Written task » In the copy, include every entry exactly but none of the images.

-- Records to process start --

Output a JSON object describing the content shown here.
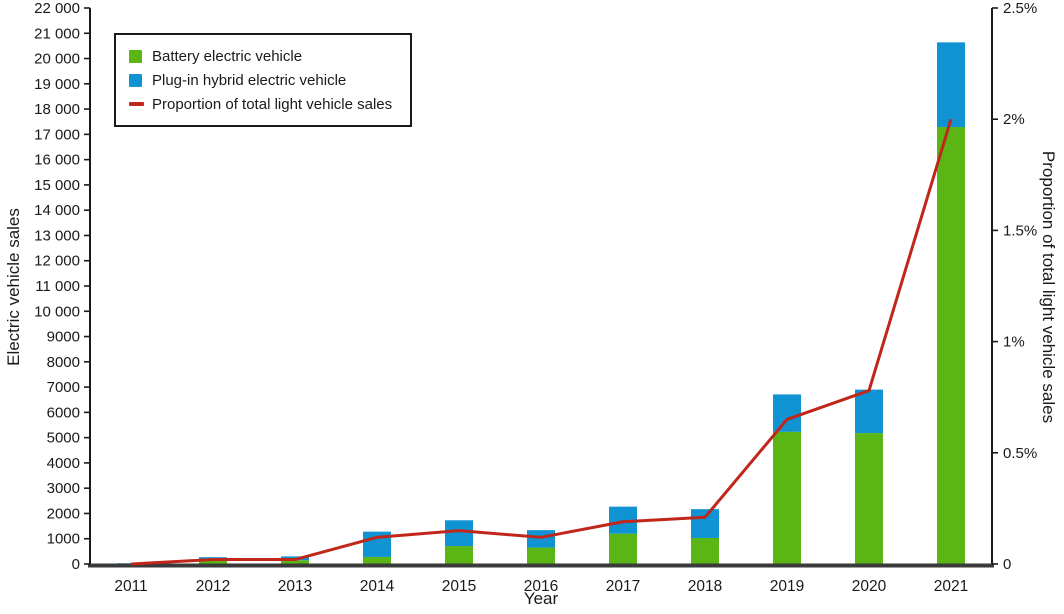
{
  "figure": {
    "xlabel": "Year",
    "ylabel_left": "Electric vehicle sales",
    "ylabel_right": "Proportion of total light vehicle sales",
    "background": "#ffffff"
  },
  "colors": {
    "bev_green": "#5bb514",
    "phev_blue": "#0f93d2",
    "proportion_red": "#c1261b",
    "x_axis": "#3a3a3a",
    "spine": "#1a1a1a",
    "text": "#1a1a1a"
  },
  "legend": {
    "items": [
      {
        "label": "Battery electric vehicle",
        "marker": "square",
        "color": "#5bb514"
      },
      {
        "label": "Plug-in hybrid electric vehicle",
        "marker": "square",
        "color": "#0f93d2"
      },
      {
        "label": "Proportion of total light vehicle sales",
        "marker": "line",
        "color": "#c1261b"
      }
    ]
  },
  "chart_data": {
    "type": "bar",
    "subtype": "stacked-bars-with-line",
    "categories": [
      "2011",
      "2012",
      "2013",
      "2014",
      "2015",
      "2016",
      "2017",
      "2018",
      "2019",
      "2020",
      "2021"
    ],
    "series": [
      {
        "name": "Battery electric vehicle",
        "role": "bar-stack",
        "axis": "left",
        "color": "#5bb514",
        "values": [
          20,
          130,
          150,
          280,
          710,
          650,
          1200,
          1030,
          5230,
          5180,
          17290
        ]
      },
      {
        "name": "Plug-in hybrid electric vehicle",
        "role": "bar-stack",
        "axis": "left",
        "color": "#0f93d2",
        "values": [
          10,
          140,
          150,
          1000,
          1020,
          690,
          1070,
          1140,
          1480,
          1720,
          3350
        ]
      },
      {
        "name": "Proportion of total light vehicle sales",
        "role": "line",
        "axis": "right",
        "color": "#c1261b",
        "values": [
          0.0,
          0.02,
          0.02,
          0.12,
          0.15,
          0.12,
          0.19,
          0.21,
          0.65,
          0.78,
          2.0
        ]
      }
    ],
    "title": "",
    "xlabel": "Year",
    "left_axis": {
      "label": "Electric vehicle sales",
      "min": 0,
      "max": 22000,
      "tick_step": 1000,
      "tick_labels": [
        "0",
        "1000",
        "2000",
        "3000",
        "4000",
        "5000",
        "6000",
        "7000",
        "8000",
        "9000",
        "10 000",
        "11 000",
        "12 000",
        "13 000",
        "14 000",
        "15 000",
        "16 000",
        "17 000",
        "18 000",
        "19 000",
        "20 000",
        "21 000",
        "22 000"
      ]
    },
    "right_axis": {
      "label": "Proportion of total light vehicle sales",
      "min": 0,
      "max": 2.5,
      "tick_step": 0.5,
      "tick_labels": [
        "0",
        "0.5%",
        "1%",
        "1.5%",
        "2%",
        "2.5%"
      ],
      "tick_values": [
        0,
        0.5,
        1,
        1.5,
        2,
        2.5
      ]
    },
    "grid": "off",
    "legend_position": "upper-left-inside"
  }
}
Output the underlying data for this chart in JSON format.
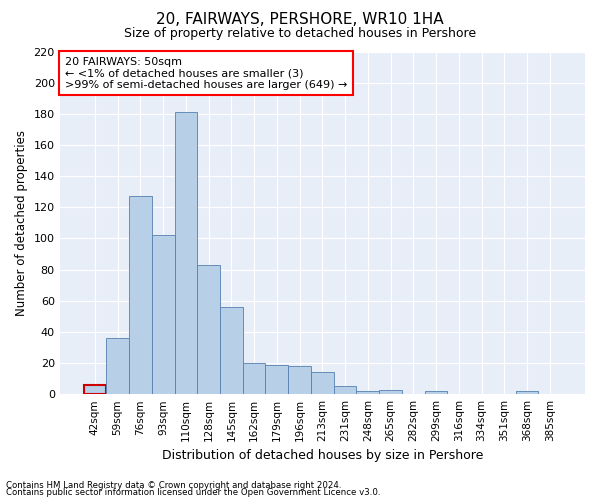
{
  "title": "20, FAIRWAYS, PERSHORE, WR10 1HA",
  "subtitle": "Size of property relative to detached houses in Pershore",
  "xlabel": "Distribution of detached houses by size in Pershore",
  "ylabel": "Number of detached properties",
  "bar_color": "#b8cfe8",
  "bar_edge_color": "#5580b0",
  "highlight_color": "#cc0000",
  "background_color": "#ffffff",
  "plot_bg_color": "#e8eef8",
  "grid_color": "#ffffff",
  "categories": [
    "42sqm",
    "59sqm",
    "76sqm",
    "93sqm",
    "110sqm",
    "128sqm",
    "145sqm",
    "162sqm",
    "179sqm",
    "196sqm",
    "213sqm",
    "231sqm",
    "248sqm",
    "265sqm",
    "282sqm",
    "299sqm",
    "316sqm",
    "334sqm",
    "351sqm",
    "368sqm",
    "385sqm"
  ],
  "values": [
    6,
    36,
    127,
    102,
    181,
    83,
    56,
    20,
    19,
    18,
    14,
    5,
    2,
    3,
    0,
    2,
    0,
    0,
    0,
    2,
    0
  ],
  "highlight_index": 0,
  "ylim": [
    0,
    220
  ],
  "yticks": [
    0,
    20,
    40,
    60,
    80,
    100,
    120,
    140,
    160,
    180,
    200,
    220
  ],
  "annotation_line1": "20 FAIRWAYS: 50sqm",
  "annotation_line2": "← <1% of detached houses are smaller (3)",
  "annotation_line3": ">99% of semi-detached houses are larger (649) →",
  "footnote1": "Contains HM Land Registry data © Crown copyright and database right 2024.",
  "footnote2": "Contains public sector information licensed under the Open Government Licence v3.0."
}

-- Records to process end --

The reply »
Output a JSON object describing the content shown here.
{
  "figure": {
    "xlabel": "Year",
    "ylabel_left": "Electric vehicle sales",
    "ylabel_right": "Proportion of total light vehicle sales",
    "background": "#ffffff"
  },
  "colors": {
    "bev_green": "#5bb514",
    "phev_blue": "#0f93d2",
    "proportion_red": "#c1261b",
    "x_axis": "#3a3a3a",
    "spine": "#1a1a1a",
    "text": "#1a1a1a"
  },
  "legend": {
    "items": [
      {
        "label": "Battery electric vehicle",
        "marker": "square",
        "color": "#5bb514"
      },
      {
        "label": "Plug-in hybrid electric vehicle",
        "marker": "square",
        "color": "#0f93d2"
      },
      {
        "label": "Proportion of total light vehicle sales",
        "marker": "line",
        "color": "#c1261b"
      }
    ]
  },
  "chart_data": {
    "type": "bar",
    "subtype": "stacked-bars-with-line",
    "categories": [
      "2011",
      "2012",
      "2013",
      "2014",
      "2015",
      "2016",
      "2017",
      "2018",
      "2019",
      "2020",
      "2021"
    ],
    "series": [
      {
        "name": "Battery electric vehicle",
        "role": "bar-stack",
        "axis": "left",
        "color": "#5bb514",
        "values": [
          20,
          130,
          150,
          280,
          710,
          650,
          1200,
          1030,
          5230,
          5180,
          17290
        ]
      },
      {
        "name": "Plug-in hybrid electric vehicle",
        "role": "bar-stack",
        "axis": "left",
        "color": "#0f93d2",
        "values": [
          10,
          140,
          150,
          1000,
          1020,
          690,
          1070,
          1140,
          1480,
          1720,
          3350
        ]
      },
      {
        "name": "Proportion of total light vehicle sales",
        "role": "line",
        "axis": "right",
        "color": "#c1261b",
        "values": [
          0.0,
          0.02,
          0.02,
          0.12,
          0.15,
          0.12,
          0.19,
          0.21,
          0.65,
          0.78,
          2.0
        ]
      }
    ],
    "title": "",
    "xlabel": "Year",
    "left_axis": {
      "label": "Electric vehicle sales",
      "min": 0,
      "max": 22000,
      "tick_step": 1000,
      "tick_labels": [
        "0",
        "1000",
        "2000",
        "3000",
        "4000",
        "5000",
        "6000",
        "7000",
        "8000",
        "9000",
        "10 000",
        "11 000",
        "12 000",
        "13 000",
        "14 000",
        "15 000",
        "16 000",
        "17 000",
        "18 000",
        "19 000",
        "20 000",
        "21 000",
        "22 000"
      ]
    },
    "right_axis": {
      "label": "Proportion of total light vehicle sales",
      "min": 0,
      "max": 2.5,
      "tick_step": 0.5,
      "tick_labels": [
        "0",
        "0.5%",
        "1%",
        "1.5%",
        "2%",
        "2.5%"
      ],
      "tick_values": [
        0,
        0.5,
        1,
        1.5,
        2,
        2.5
      ]
    },
    "grid": "off",
    "legend_position": "upper-left-inside"
  }
}
Output the underlying data for this chart in JSON format.
{
  "title": "20, FAIRWAYS, PERSHORE, WR10 1HA",
  "subtitle": "Size of property relative to detached houses in Pershore",
  "xlabel": "Distribution of detached houses by size in Pershore",
  "ylabel": "Number of detached properties",
  "bar_color": "#b8cfe8",
  "bar_edge_color": "#5580b0",
  "highlight_color": "#cc0000",
  "background_color": "#ffffff",
  "plot_bg_color": "#e8eef8",
  "grid_color": "#ffffff",
  "categories": [
    "42sqm",
    "59sqm",
    "76sqm",
    "93sqm",
    "110sqm",
    "128sqm",
    "145sqm",
    "162sqm",
    "179sqm",
    "196sqm",
    "213sqm",
    "231sqm",
    "248sqm",
    "265sqm",
    "282sqm",
    "299sqm",
    "316sqm",
    "334sqm",
    "351sqm",
    "368sqm",
    "385sqm"
  ],
  "values": [
    6,
    36,
    127,
    102,
    181,
    83,
    56,
    20,
    19,
    18,
    14,
    5,
    2,
    3,
    0,
    2,
    0,
    0,
    0,
    2,
    0
  ],
  "highlight_index": 0,
  "ylim": [
    0,
    220
  ],
  "yticks": [
    0,
    20,
    40,
    60,
    80,
    100,
    120,
    140,
    160,
    180,
    200,
    220
  ],
  "annotation_line1": "20 FAIRWAYS: 50sqm",
  "annotation_line2": "← <1% of detached houses are smaller (3)",
  "annotation_line3": ">99% of semi-detached houses are larger (649) →",
  "footnote1": "Contains HM Land Registry data © Crown copyright and database right 2024.",
  "footnote2": "Contains public sector information licensed under the Open Government Licence v3.0."
}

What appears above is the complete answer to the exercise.